YOUR TASK =
Among the following entries, count the lines that contain "durante" and report only the result.

— Start of RAW DATA —

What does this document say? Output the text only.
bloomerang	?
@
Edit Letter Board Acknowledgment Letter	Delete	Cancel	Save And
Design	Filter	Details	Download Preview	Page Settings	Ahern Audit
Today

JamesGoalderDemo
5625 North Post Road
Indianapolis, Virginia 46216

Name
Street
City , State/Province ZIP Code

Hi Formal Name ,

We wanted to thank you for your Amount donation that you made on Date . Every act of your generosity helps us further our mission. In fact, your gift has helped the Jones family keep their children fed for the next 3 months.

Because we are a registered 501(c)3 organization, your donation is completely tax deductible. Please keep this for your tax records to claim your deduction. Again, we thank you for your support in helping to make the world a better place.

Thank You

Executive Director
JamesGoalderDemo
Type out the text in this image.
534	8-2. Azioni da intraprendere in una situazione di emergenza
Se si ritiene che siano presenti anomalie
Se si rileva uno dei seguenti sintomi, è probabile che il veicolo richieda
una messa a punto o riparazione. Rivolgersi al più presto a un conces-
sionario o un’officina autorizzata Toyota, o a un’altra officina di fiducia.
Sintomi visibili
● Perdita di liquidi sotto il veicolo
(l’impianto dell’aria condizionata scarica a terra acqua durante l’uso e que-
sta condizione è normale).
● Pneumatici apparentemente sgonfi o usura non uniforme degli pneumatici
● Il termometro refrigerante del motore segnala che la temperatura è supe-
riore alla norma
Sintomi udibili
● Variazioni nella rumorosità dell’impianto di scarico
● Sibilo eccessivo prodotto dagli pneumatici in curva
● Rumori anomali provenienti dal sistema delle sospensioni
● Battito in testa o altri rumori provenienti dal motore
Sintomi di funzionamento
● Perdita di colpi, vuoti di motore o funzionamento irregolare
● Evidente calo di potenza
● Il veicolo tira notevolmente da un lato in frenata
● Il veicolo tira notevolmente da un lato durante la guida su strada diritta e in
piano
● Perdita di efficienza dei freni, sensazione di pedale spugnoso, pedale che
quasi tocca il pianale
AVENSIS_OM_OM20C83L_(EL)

— End of RAW DATA —

COMPLETE ANSWER =
2